■ Short exercise
Find the lines holding the word "Pulse" and collect them.

[Items from a dataset]

===============

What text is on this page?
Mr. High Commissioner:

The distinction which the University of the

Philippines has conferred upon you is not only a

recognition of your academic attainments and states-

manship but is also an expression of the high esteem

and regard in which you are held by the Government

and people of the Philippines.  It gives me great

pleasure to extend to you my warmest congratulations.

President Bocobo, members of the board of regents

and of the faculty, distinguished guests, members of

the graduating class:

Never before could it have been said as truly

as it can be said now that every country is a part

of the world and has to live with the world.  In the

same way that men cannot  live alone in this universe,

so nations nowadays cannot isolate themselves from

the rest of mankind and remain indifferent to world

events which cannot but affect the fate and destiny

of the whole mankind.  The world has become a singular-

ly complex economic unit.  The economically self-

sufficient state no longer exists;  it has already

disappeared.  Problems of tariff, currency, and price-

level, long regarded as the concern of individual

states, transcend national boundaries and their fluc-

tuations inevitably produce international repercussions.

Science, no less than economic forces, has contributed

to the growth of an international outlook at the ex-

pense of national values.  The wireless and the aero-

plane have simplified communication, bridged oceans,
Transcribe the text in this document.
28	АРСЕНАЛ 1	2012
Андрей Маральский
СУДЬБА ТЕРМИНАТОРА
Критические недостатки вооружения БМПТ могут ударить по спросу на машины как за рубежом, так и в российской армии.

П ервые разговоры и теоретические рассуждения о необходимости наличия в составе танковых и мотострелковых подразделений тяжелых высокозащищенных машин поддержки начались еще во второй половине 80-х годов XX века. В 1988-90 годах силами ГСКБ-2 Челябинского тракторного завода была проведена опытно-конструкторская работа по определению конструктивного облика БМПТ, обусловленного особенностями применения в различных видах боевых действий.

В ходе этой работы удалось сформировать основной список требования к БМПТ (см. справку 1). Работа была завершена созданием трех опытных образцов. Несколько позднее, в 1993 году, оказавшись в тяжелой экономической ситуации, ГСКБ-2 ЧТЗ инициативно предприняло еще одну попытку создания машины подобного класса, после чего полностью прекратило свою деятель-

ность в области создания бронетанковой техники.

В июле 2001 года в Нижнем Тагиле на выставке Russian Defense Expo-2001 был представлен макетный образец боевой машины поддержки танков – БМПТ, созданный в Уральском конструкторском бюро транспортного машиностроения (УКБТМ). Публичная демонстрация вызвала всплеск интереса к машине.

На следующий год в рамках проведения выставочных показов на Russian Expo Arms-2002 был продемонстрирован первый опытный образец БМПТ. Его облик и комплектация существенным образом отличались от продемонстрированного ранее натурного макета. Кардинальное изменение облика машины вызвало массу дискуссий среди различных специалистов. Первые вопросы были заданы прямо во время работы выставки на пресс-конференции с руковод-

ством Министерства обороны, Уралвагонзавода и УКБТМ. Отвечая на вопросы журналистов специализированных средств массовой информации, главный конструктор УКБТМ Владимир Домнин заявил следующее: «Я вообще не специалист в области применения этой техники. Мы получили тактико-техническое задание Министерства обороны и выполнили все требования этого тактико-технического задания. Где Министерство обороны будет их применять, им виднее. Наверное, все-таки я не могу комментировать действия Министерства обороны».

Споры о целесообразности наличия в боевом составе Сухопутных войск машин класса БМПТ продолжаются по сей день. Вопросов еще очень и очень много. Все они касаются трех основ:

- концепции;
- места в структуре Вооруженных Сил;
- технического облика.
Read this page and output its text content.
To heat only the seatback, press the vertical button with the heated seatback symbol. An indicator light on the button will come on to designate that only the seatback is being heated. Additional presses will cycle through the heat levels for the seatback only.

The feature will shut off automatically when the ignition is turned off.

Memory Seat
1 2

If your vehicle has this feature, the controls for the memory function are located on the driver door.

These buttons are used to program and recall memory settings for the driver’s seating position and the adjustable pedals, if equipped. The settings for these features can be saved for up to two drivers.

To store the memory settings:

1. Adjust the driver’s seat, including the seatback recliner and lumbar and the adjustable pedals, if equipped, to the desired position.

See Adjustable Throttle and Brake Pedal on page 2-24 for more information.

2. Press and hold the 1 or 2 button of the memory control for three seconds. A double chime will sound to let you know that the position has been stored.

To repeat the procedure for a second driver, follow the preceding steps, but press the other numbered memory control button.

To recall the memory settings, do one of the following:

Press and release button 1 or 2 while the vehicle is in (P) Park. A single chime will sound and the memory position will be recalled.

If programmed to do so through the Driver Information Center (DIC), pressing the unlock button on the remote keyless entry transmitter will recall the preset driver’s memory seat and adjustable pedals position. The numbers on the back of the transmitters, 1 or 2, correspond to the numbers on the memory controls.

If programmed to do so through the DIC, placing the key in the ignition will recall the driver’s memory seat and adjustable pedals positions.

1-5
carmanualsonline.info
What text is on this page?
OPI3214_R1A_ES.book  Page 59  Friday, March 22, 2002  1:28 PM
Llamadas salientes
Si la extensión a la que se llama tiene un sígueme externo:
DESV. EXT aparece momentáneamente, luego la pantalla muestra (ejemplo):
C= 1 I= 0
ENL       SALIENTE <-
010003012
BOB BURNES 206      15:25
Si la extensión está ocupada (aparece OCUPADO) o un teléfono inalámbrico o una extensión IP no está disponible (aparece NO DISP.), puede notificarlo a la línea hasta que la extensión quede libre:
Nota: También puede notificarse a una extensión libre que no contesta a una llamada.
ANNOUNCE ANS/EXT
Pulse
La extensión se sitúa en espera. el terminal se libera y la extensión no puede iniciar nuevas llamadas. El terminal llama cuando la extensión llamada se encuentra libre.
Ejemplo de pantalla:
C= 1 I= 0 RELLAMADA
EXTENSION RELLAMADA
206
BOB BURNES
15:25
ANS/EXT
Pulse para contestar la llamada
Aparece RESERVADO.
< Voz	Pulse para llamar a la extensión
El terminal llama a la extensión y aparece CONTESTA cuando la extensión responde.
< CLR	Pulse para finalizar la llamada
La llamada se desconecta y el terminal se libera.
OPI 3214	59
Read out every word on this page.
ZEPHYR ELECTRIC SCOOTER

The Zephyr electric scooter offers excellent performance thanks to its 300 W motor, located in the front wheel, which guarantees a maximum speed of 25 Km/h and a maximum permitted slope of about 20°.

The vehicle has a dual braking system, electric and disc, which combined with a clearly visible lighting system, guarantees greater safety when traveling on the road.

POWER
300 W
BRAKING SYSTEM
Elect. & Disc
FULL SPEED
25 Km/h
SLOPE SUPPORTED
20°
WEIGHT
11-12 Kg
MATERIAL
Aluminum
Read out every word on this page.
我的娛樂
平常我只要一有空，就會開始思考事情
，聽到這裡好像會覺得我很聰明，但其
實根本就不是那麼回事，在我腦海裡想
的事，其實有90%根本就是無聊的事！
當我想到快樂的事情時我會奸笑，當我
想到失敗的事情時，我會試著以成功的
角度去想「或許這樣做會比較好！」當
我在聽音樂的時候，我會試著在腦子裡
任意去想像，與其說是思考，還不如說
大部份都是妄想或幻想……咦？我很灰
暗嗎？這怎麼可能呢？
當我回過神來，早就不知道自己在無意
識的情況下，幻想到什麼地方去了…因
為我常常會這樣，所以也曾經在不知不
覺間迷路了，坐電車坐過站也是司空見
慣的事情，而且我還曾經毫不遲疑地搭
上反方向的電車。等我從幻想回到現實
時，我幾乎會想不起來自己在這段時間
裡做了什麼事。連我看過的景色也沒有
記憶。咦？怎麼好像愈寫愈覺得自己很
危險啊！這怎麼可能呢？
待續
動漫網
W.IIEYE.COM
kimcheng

===============

■ Full output
Pulse
Pulse para contestar la llamada
< Voz	Pulse para llamar a la extensión
< CLR	Pulse para finalizar la llamada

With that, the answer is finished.